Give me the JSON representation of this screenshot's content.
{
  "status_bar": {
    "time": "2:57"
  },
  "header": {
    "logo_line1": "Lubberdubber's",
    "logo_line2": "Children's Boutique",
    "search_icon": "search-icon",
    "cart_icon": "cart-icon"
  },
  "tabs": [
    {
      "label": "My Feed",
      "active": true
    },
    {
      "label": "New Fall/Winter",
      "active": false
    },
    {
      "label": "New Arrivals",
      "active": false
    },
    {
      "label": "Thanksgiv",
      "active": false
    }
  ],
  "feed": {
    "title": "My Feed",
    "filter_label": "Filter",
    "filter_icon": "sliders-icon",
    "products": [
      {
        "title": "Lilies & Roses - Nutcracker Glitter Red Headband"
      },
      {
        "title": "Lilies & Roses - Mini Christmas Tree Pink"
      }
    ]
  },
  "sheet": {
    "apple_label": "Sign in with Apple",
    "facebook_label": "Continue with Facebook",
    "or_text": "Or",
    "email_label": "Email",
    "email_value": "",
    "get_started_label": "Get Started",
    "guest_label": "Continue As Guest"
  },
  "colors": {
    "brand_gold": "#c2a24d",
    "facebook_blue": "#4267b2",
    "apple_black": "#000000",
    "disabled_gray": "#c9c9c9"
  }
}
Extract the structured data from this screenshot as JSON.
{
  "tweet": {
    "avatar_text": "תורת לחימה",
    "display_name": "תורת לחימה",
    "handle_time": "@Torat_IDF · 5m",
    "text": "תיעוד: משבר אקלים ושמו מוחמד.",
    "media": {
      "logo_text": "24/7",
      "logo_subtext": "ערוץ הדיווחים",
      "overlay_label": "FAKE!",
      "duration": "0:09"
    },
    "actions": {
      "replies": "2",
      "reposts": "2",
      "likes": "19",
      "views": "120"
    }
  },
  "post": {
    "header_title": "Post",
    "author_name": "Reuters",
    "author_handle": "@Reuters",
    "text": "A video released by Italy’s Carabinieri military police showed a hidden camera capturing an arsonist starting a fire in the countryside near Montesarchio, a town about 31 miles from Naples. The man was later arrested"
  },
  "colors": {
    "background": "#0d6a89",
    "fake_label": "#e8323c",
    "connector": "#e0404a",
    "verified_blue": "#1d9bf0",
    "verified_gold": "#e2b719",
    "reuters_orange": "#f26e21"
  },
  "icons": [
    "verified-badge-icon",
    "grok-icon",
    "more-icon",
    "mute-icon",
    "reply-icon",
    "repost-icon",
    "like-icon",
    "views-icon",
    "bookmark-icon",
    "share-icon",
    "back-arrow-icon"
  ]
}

------------

GOAL
Everything in the listing above should be restated exactly.

COMPLETE OUTPUT
Give me the JSON representation of this screenshot's content.
{
  "status_bar": {
    "time": "2:57"
  },
  "header": {
    "logo_line1": "Lubberdubber's",
    "logo_line2": "Children's Boutique",
    "search_icon": "search-icon",
    "cart_icon": "cart-icon"
  },
  "tabs": [
    {
      "label": "My Feed",
      "active": true
    },
    {
      "label": "New Fall/Winter",
      "active": false
    },
    {
      "label": "New Arrivals",
      "active": false
    },
    {
      "label": "Thanksgiv",
      "active": false
    }
  ],
  "feed": {
    "title": "My Feed",
    "filter_label": "Filter",
    "filter_icon": "sliders-icon",
    "products": [
      {
        "title": "Lilies & Roses - Nutcracker Glitter Red Headband"
      },
      {
        "title": "Lilies & Roses - Mini Christmas Tree Pink"
      }
    ]
  },
  "sheet": {
    "apple_label": "Sign in with Apple",
    "facebook_label": "Continue with Facebook",
    "or_text": "Or",
    "email_label": "Email",
    "email_value": "",
    "get_started_label": "Get Started",
    "guest_label": "Continue As Guest"
  },
  "colors": {
    "brand_gold": "#c2a24d",
    "facebook_blue": "#4267b2",
    "apple_black": "#000000",
    "disabled_gray": "#c9c9c9"
  }
}
Extract the structured data from this screenshot as JSON.
{
  "tweet": {
    "avatar_text": "תורת לחימה",
    "display_name": "תורת לחימה",
    "handle_time": "@Torat_IDF · 5m",
    "text": "תיעוד: משבר אקלים ושמו מוחמד.",
    "media": {
      "logo_text": "24/7",
      "logo_subtext": "ערוץ הדיווחים",
      "overlay_label": "FAKE!",
      "duration": "0:09"
    },
    "actions": {
      "replies": "2",
      "reposts": "2",
      "likes": "19",
      "views": "120"
    }
  },
  "post": {
    "header_title": "Post",
    "author_name": "Reuters",
    "author_handle": "@Reuters",
    "text": "A video released by Italy’s Carabinieri military police showed a hidden camera capturing an arsonist starting a fire in the countryside near Montesarchio, a town about 31 miles from Naples. The man was later arrested"
  },
  "colors": {
    "background": "#0d6a89",
    "fake_label": "#e8323c",
    "connector": "#e0404a",
    "verified_blue": "#1d9bf0",
    "verified_gold": "#e2b719",
    "reuters_orange": "#f26e21"
  },
  "icons": [
    "verified-badge-icon",
    "grok-icon",
    "more-icon",
    "mute-icon",
    "reply-icon",
    "repost-icon",
    "like-icon",
    "views-icon",
    "bookmark-icon",
    "share-icon",
    "back-arrow-icon"
  ]
}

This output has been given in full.